— The input —

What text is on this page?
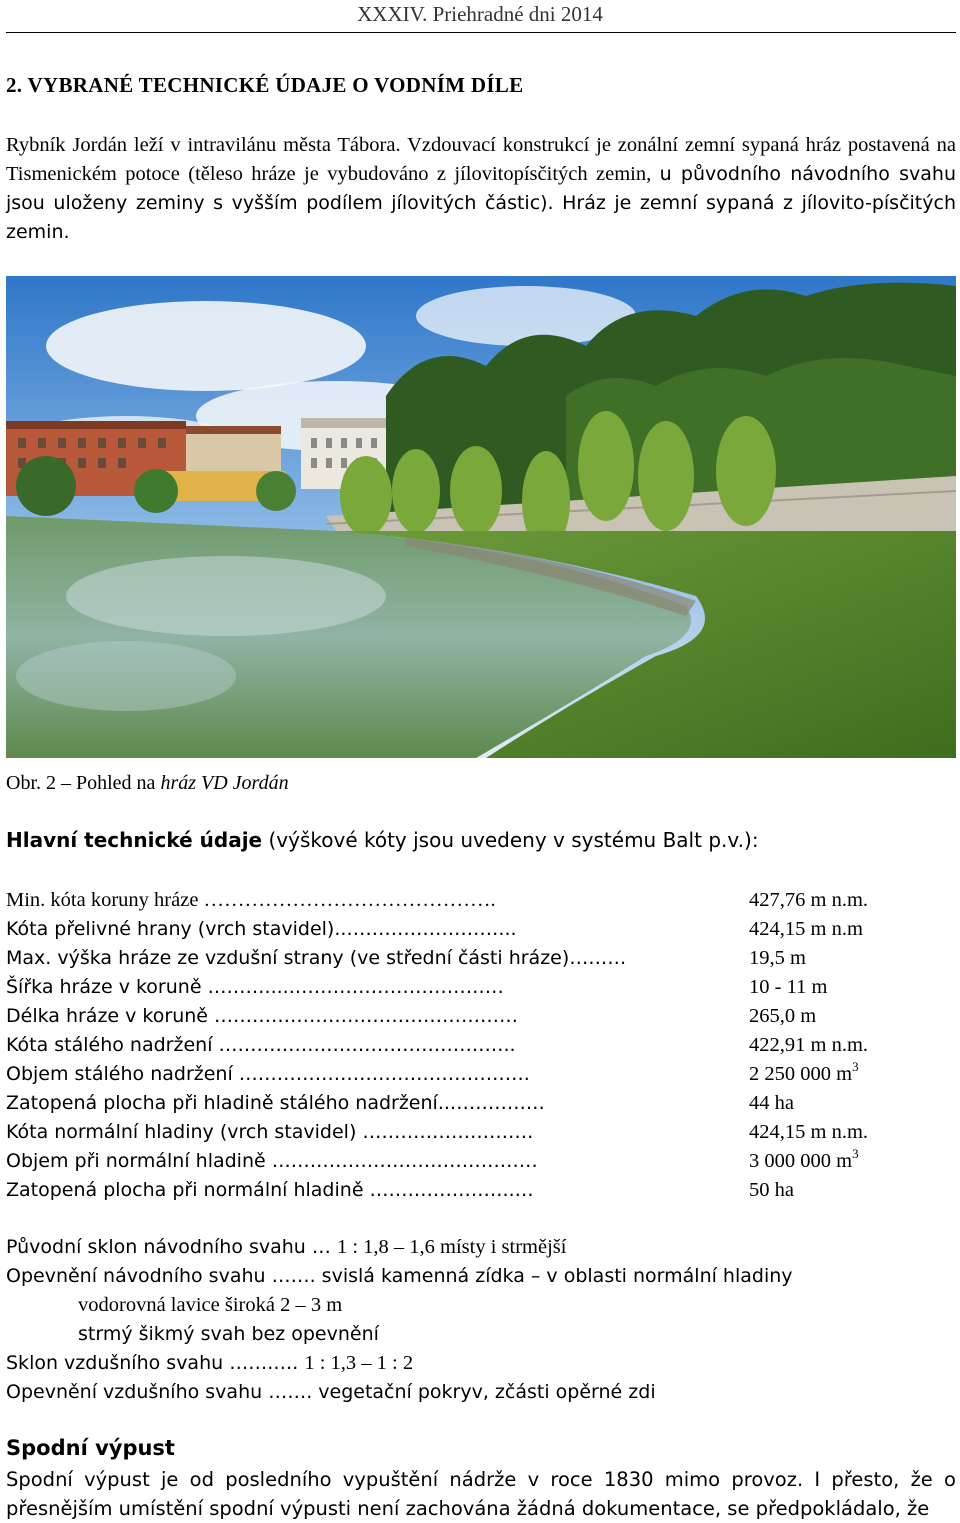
XXXIV. Priehradné dni 2014
2. VYBRANÉ TECHNICKÉ ÚDAJE O VODNÍM DÍLE
Rybník Jordán leží v intravilánu města Tábora. Vzdouvací konstrukcí je zonální zemní sypaná hráz postavená na Tismenickém potoce (těleso hráze je vybudováno z jílovitopísčitých zemin, u původního návodního svahu jsou uloženy zeminy s vyšším podílem jílovitých částic). Hráz je zemní sypaná z jílovito-písčitých zemin.
Obr. 2 – Pohled na hráz VD Jordán
Hlavní technické údaje (výškové kóty jsou uvedeny v systému Balt p.v.):
Min. kóta koruny hráze …………………………………….	427,76 m n.m.
Kóta přelivné hrany (vrch stavidel)..……………………...	424,15 m n.m
Max. výška hráze ze vzdušní strany (ve střední části hráze)………	19,5 m
Šířka hráze v koruně ……….....……………………………	10 - 11 m
Délka hráze v koruně …………………………………………	265,0 m
Kóta stálého nadržení ………………………………………..	422,91 m n.m.
Objem stálého nadržení ……………………………………….	2 250 000 $m^3$
Zatopená plocha při hladině stálého nadržení..……………	44 ha
Kóta normální hladiny (vrch stavidel) ………………………	424,15 m n.m.
Objem při normální hladině ……………………………………	3 000 000 $m^3$
Zatopená plocha při normální hladině …………………..…	50 ha
Původní sklon návodního svahu … 1 : 1,8 – 1,6 místy i strmější
Opevnění návodního svahu ……. svislá kamenná zídka – v oblasti normální hladiny
vodorovná lavice široká 2 – 3 m
strmý šikmý svah bez opevnění
Sklon vzdušního svahu …….…. 1 : 1,3 – 1 : 2
Opevnění vzdušního svahu ……. vegetační pokryv, zčásti opěrné zdi
Spodní výpust
Spodní výpust je od posledního vypuštění nádrže v roce 1830 mimo provoz. I přesto, že o přesnějším umístění spodní výpusti není zachována žádná dokumentace, se předpokládalo, že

— Set task —
Return the listing above word for word, with the pictures removed.

— Task result —
What text is on this page?
XXXIV. Priehradné dni 2014
2. VYBRANÉ TECHNICKÉ ÚDAJE O VODNÍM DÍLE
Rybník Jordán leží v intravilánu města Tábora. Vzdouvací konstrukcí je zonální zemní sypaná hráz postavená na Tismenickém potoce (těleso hráze je vybudováno z jílovitopísčitých zemin, u původního návodního svahu jsou uloženy zeminy s vyšším podílem jílovitých částic). Hráz je zemní sypaná z jílovito-písčitých zemin.
Obr. 2 – Pohled na hráz VD Jordán
Hlavní technické údaje (výškové kóty jsou uvedeny v systému Balt p.v.):
Min. kóta koruny hráze …………………………………….	427,76 m n.m.
Kóta přelivné hrany (vrch stavidel)..……………………...	424,15 m n.m
Max. výška hráze ze vzdušní strany (ve střední části hráze)………	19,5 m
Šířka hráze v koruně ……….....……………………………	10 - 11 m
Délka hráze v koruně …………………………………………	265,0 m
Kóta stálého nadržení ………………………………………..	422,91 m n.m.
Objem stálého nadržení ……………………………………….	2 250 000 $m^3$
Zatopená plocha při hladině stálého nadržení..……………	44 ha
Kóta normální hladiny (vrch stavidel) ………………………	424,15 m n.m.
Objem při normální hladině ……………………………………	3 000 000 $m^3$
Zatopená plocha při normální hladině …………………..…	50 ha
Původní sklon návodního svahu … 1 : 1,8 – 1,6 místy i strmější
Opevnění návodního svahu ……. svislá kamenná zídka – v oblasti normální hladiny
vodorovná lavice široká 2 – 3 m
strmý šikmý svah bez opevnění
Sklon vzdušního svahu …….…. 1 : 1,3 – 1 : 2
Opevnění vzdušního svahu ……. vegetační pokryv, zčásti opěrné zdi
Spodní výpust
Spodní výpust je od posledního vypuštění nádrže v roce 1830 mimo provoz. I přesto, že o přesnějším umístění spodní výpusti není zachována žádná dokumentace, se předpokládalo, že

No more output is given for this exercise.